▶

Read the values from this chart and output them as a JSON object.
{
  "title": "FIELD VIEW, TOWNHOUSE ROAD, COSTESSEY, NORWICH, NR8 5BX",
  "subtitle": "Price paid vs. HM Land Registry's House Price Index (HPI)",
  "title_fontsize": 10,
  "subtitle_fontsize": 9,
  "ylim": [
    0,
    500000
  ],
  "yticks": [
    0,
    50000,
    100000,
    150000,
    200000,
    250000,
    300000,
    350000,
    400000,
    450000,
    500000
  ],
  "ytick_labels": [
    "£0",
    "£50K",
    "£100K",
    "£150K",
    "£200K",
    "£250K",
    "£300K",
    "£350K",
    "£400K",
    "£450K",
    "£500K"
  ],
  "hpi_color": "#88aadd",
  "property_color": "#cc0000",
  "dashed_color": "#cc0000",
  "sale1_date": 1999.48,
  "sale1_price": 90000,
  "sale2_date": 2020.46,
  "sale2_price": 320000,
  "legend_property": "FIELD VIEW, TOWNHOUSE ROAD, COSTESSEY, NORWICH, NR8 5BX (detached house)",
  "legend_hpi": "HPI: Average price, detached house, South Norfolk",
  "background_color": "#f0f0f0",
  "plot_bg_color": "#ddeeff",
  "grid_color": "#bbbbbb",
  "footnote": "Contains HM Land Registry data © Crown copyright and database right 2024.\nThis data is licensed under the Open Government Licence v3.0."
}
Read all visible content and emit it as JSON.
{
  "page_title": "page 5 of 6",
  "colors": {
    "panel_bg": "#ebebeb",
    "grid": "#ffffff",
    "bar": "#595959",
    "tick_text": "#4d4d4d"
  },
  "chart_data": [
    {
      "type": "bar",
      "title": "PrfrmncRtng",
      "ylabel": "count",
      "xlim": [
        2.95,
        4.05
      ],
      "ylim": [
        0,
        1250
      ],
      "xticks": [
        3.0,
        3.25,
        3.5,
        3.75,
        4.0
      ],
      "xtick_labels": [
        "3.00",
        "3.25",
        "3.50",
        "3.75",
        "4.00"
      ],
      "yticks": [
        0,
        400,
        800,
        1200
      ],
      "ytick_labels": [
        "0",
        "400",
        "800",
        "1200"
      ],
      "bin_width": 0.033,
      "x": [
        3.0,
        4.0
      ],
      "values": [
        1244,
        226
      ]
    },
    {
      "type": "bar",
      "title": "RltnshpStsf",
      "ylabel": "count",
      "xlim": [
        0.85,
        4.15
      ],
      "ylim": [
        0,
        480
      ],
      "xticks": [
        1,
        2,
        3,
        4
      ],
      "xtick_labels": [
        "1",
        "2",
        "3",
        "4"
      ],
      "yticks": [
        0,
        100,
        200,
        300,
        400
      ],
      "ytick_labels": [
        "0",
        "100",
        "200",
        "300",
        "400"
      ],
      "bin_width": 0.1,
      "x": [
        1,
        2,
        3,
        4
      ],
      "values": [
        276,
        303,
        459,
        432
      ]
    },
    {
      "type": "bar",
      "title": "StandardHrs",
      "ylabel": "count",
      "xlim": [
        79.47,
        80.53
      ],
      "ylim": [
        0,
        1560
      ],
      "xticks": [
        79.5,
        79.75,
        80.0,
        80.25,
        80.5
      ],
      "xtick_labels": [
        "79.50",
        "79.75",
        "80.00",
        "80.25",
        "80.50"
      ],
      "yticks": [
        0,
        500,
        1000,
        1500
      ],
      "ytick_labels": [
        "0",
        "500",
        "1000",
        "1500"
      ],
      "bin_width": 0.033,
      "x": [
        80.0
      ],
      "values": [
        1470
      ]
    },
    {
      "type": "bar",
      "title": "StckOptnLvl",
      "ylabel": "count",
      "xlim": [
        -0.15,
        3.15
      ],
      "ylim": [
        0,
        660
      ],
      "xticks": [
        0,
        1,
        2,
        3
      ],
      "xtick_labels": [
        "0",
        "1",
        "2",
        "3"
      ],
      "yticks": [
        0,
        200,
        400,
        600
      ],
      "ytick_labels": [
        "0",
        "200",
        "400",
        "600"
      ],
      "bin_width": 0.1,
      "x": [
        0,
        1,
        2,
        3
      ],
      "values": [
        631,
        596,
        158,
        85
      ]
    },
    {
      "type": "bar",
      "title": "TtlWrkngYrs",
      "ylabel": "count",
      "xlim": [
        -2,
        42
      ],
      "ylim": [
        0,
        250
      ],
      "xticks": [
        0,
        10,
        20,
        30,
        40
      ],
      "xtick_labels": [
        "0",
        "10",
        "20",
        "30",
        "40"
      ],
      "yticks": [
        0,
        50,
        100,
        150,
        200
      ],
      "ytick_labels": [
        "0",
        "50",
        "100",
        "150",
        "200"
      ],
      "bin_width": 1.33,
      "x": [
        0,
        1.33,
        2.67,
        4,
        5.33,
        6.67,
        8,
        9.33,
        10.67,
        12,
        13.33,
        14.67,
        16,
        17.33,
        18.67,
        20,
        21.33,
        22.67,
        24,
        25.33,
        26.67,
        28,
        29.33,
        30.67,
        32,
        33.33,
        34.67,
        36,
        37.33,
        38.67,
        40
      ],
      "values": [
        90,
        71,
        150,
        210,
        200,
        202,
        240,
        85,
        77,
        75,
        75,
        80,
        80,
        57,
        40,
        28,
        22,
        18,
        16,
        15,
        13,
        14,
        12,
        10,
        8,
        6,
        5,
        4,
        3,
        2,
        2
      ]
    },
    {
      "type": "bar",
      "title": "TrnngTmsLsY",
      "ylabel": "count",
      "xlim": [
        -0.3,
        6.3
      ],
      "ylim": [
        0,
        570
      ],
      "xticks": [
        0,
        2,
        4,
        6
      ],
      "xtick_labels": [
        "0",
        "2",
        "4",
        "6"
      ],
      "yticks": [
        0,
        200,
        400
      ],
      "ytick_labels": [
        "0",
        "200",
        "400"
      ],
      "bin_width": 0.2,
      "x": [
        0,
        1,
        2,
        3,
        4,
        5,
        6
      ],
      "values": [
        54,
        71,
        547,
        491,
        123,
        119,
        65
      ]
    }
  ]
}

◀

**WHAT TO WORK ON**
Reproduce the complete set of lines precisely as supplied.

**OUTPUT OF THE EXERCISE**
Read the values from this chart and output them as a JSON object.
{
  "title": "FIELD VIEW, TOWNHOUSE ROAD, COSTESSEY, NORWICH, NR8 5BX",
  "subtitle": "Price paid vs. HM Land Registry's House Price Index (HPI)",
  "title_fontsize": 10,
  "subtitle_fontsize": 9,
  "ylim": [
    0,
    500000
  ],
  "yticks": [
    0,
    50000,
    100000,
    150000,
    200000,
    250000,
    300000,
    350000,
    400000,
    450000,
    500000
  ],
  "ytick_labels": [
    "£0",
    "£50K",
    "£100K",
    "£150K",
    "£200K",
    "£250K",
    "£300K",
    "£350K",
    "£400K",
    "£450K",
    "£500K"
  ],
  "hpi_color": "#88aadd",
  "property_color": "#cc0000",
  "dashed_color": "#cc0000",
  "sale1_date": 1999.48,
  "sale1_price": 90000,
  "sale2_date": 2020.46,
  "sale2_price": 320000,
  "legend_property": "FIELD VIEW, TOWNHOUSE ROAD, COSTESSEY, NORWICH, NR8 5BX (detached house)",
  "legend_hpi": "HPI: Average price, detached house, South Norfolk",
  "background_color": "#f0f0f0",
  "plot_bg_color": "#ddeeff",
  "grid_color": "#bbbbbb",
  "footnote": "Contains HM Land Registry data © Crown copyright and database right 2024.\nThis data is licensed under the Open Government Licence v3.0."
}
Read all visible content and emit it as JSON.
{
  "page_title": "page 5 of 6",
  "colors": {
    "panel_bg": "#ebebeb",
    "grid": "#ffffff",
    "bar": "#595959",
    "tick_text": "#4d4d4d"
  },
  "chart_data": [
    {
      "type": "bar",
      "title": "PrfrmncRtng",
      "ylabel": "count",
      "xlim": [
        2.95,
        4.05
      ],
      "ylim": [
        0,
        1250
      ],
      "xticks": [
        3.0,
        3.25,
        3.5,
        3.75,
        4.0
      ],
      "xtick_labels": [
        "3.00",
        "3.25",
        "3.50",
        "3.75",
        "4.00"
      ],
      "yticks": [
        0,
        400,
        800,
        1200
      ],
      "ytick_labels": [
        "0",
        "400",
        "800",
        "1200"
      ],
      "bin_width": 0.033,
      "x": [
        3.0,
        4.0
      ],
      "values": [
        1244,
        226
      ]
    },
    {
      "type": "bar",
      "title": "RltnshpStsf",
      "ylabel": "count",
      "xlim": [
        0.85,
        4.15
      ],
      "ylim": [
        0,
        480
      ],
      "xticks": [
        1,
        2,
        3,
        4
      ],
      "xtick_labels": [
        "1",
        "2",
        "3",
        "4"
      ],
      "yticks": [
        0,
        100,
        200,
        300,
        400
      ],
      "ytick_labels": [
        "0",
        "100",
        "200",
        "300",
        "400"
      ],
      "bin_width": 0.1,
      "x": [
        1,
        2,
        3,
        4
      ],
      "values": [
        276,
        303,
        459,
        432
      ]
    },
    {
      "type": "bar",
      "title": "StandardHrs",
      "ylabel": "count",
      "xlim": [
        79.47,
        80.53
      ],
      "ylim": [
        0,
        1560
      ],
      "xticks": [
        79.5,
        79.75,
        80.0,
        80.25,
        80.5
      ],
      "xtick_labels": [
        "79.50",
        "79.75",
        "80.00",
        "80.25",
        "80.50"
      ],
      "yticks": [
        0,
        500,
        1000,
        1500
      ],
      "ytick_labels": [
        "0",
        "500",
        "1000",
        "1500"
      ],
      "bin_width": 0.033,
      "x": [
        80.0
      ],
      "values": [
        1470
      ]
    },
    {
      "type": "bar",
      "title": "StckOptnLvl",
      "ylabel": "count",
      "xlim": [
        -0.15,
        3.15
      ],
      "ylim": [
        0,
        660
      ],
      "xticks": [
        0,
        1,
        2,
        3
      ],
      "xtick_labels": [
        "0",
        "1",
        "2",
        "3"
      ],
      "yticks": [
        0,
        200,
        400,
        600
      ],
      "ytick_labels": [
        "0",
        "200",
        "400",
        "600"
      ],
      "bin_width": 0.1,
      "x": [
        0,
        1,
        2,
        3
      ],
      "values": [
        631,
        596,
        158,
        85
      ]
    },
    {
      "type": "bar",
      "title": "TtlWrkngYrs",
      "ylabel": "count",
      "xlim": [
        -2,
        42
      ],
      "ylim": [
        0,
        250
      ],
      "xticks": [
        0,
        10,
        20,
        30,
        40
      ],
      "xtick_labels": [
        "0",
        "10",
        "20",
        "30",
        "40"
      ],
      "yticks": [
        0,
        50,
        100,
        150,
        200
      ],
      "ytick_labels": [
        "0",
        "50",
        "100",
        "150",
        "200"
      ],
      "bin_width": 1.33,
      "x": [
        0,
        1.33,
        2.67,
        4,
        5.33,
        6.67,
        8,
        9.33,
        10.67,
        12,
        13.33,
        14.67,
        16,
        17.33,
        18.67,
        20,
        21.33,
        22.67,
        24,
        25.33,
        26.67,
        28,
        29.33,
        30.67,
        32,
        33.33,
        34.67,
        36,
        37.33,
        38.67,
        40
      ],
      "values": [
        90,
        71,
        150,
        210,
        200,
        202,
        240,
        85,
        77,
        75,
        75,
        80,
        80,
        57,
        40,
        28,
        22,
        18,
        16,
        15,
        13,
        14,
        12,
        10,
        8,
        6,
        5,
        4,
        3,
        2,
        2
      ]
    },
    {
      "type": "bar",
      "title": "TrnngTmsLsY",
      "ylabel": "count",
      "xlim": [
        -0.3,
        6.3
      ],
      "ylim": [
        0,
        570
      ],
      "xticks": [
        0,
        2,
        4,
        6
      ],
      "xtick_labels": [
        "0",
        "2",
        "4",
        "6"
      ],
      "yticks": [
        0,
        200,
        400
      ],
      "ytick_labels": [
        "0",
        "200",
        "400"
      ],
      "bin_width": 0.2,
      "x": [
        0,
        1,
        2,
        3,
        4,
        5,
        6
      ],
      "values": [
        54,
        71,
        547,
        491,
        123,
        119,
        65
      ]
    }
  ]
}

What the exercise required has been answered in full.